:: EXERCISE INSTRUCTIONS ::
Write out the entries again exactly as they are given.

:: EXTRACTED DATA ::
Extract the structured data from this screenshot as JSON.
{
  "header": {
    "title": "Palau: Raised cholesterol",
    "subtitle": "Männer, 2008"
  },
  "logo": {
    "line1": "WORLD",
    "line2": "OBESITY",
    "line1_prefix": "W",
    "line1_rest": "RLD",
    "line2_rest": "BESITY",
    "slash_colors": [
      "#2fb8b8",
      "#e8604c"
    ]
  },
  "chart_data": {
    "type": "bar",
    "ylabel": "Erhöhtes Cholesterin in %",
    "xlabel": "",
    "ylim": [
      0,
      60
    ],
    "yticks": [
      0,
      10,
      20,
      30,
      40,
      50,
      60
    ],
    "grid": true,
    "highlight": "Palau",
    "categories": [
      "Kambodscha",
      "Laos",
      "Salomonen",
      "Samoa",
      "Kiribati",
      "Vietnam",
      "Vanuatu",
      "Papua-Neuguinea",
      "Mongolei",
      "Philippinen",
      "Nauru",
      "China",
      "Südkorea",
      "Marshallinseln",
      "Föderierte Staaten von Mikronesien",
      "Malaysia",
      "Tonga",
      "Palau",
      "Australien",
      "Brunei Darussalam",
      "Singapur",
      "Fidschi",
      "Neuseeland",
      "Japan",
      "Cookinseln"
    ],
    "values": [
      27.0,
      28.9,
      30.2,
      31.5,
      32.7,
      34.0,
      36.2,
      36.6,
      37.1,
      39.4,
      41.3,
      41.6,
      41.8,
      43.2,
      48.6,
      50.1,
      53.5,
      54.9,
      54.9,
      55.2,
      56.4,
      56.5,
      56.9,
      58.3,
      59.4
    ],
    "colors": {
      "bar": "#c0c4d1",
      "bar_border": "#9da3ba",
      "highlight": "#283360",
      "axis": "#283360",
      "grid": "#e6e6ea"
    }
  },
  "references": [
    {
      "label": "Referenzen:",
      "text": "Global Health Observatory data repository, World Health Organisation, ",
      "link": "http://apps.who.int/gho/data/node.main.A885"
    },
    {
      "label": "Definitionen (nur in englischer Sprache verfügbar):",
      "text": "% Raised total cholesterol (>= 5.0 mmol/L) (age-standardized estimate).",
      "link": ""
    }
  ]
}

:: FINISHED ANSWER ::
Extract the structured data from this screenshot as JSON.
{
  "header": {
    "title": "Palau: Raised cholesterol",
    "subtitle": "Männer, 2008"
  },
  "logo": {
    "line1": "WORLD",
    "line2": "OBESITY",
    "line1_prefix": "W",
    "line1_rest": "RLD",
    "line2_rest": "BESITY",
    "slash_colors": [
      "#2fb8b8",
      "#e8604c"
    ]
  },
  "chart_data": {
    "type": "bar",
    "ylabel": "Erhöhtes Cholesterin in %",
    "xlabel": "",
    "ylim": [
      0,
      60
    ],
    "yticks": [
      0,
      10,
      20,
      30,
      40,
      50,
      60
    ],
    "grid": true,
    "highlight": "Palau",
    "categories": [
      "Kambodscha",
      "Laos",
      "Salomonen",
      "Samoa",
      "Kiribati",
      "Vietnam",
      "Vanuatu",
      "Papua-Neuguinea",
      "Mongolei",
      "Philippinen",
      "Nauru",
      "China",
      "Südkorea",
      "Marshallinseln",
      "Föderierte Staaten von Mikronesien",
      "Malaysia",
      "Tonga",
      "Palau",
      "Australien",
      "Brunei Darussalam",
      "Singapur",
      "Fidschi",
      "Neuseeland",
      "Japan",
      "Cookinseln"
    ],
    "values": [
      27.0,
      28.9,
      30.2,
      31.5,
      32.7,
      34.0,
      36.2,
      36.6,
      37.1,
      39.4,
      41.3,
      41.6,
      41.8,
      43.2,
      48.6,
      50.1,
      53.5,
      54.9,
      54.9,
      55.2,
      56.4,
      56.5,
      56.9,
      58.3,
      59.4
    ],
    "colors": {
      "bar": "#c0c4d1",
      "bar_border": "#9da3ba",
      "highlight": "#283360",
      "axis": "#283360",
      "grid": "#e6e6ea"
    }
  },
  "references": [
    {
      "label": "Referenzen:",
      "text": "Global Health Observatory data repository, World Health Organisation, ",
      "link": "http://apps.who.int/gho/data/node.main.A885"
    },
    {
      "label": "Definitionen (nur in englischer Sprache verfügbar):",
      "text": "% Raised total cholesterol (>= 5.0 mmol/L) (age-standardized estimate).",
      "link": ""
    }
  ]
}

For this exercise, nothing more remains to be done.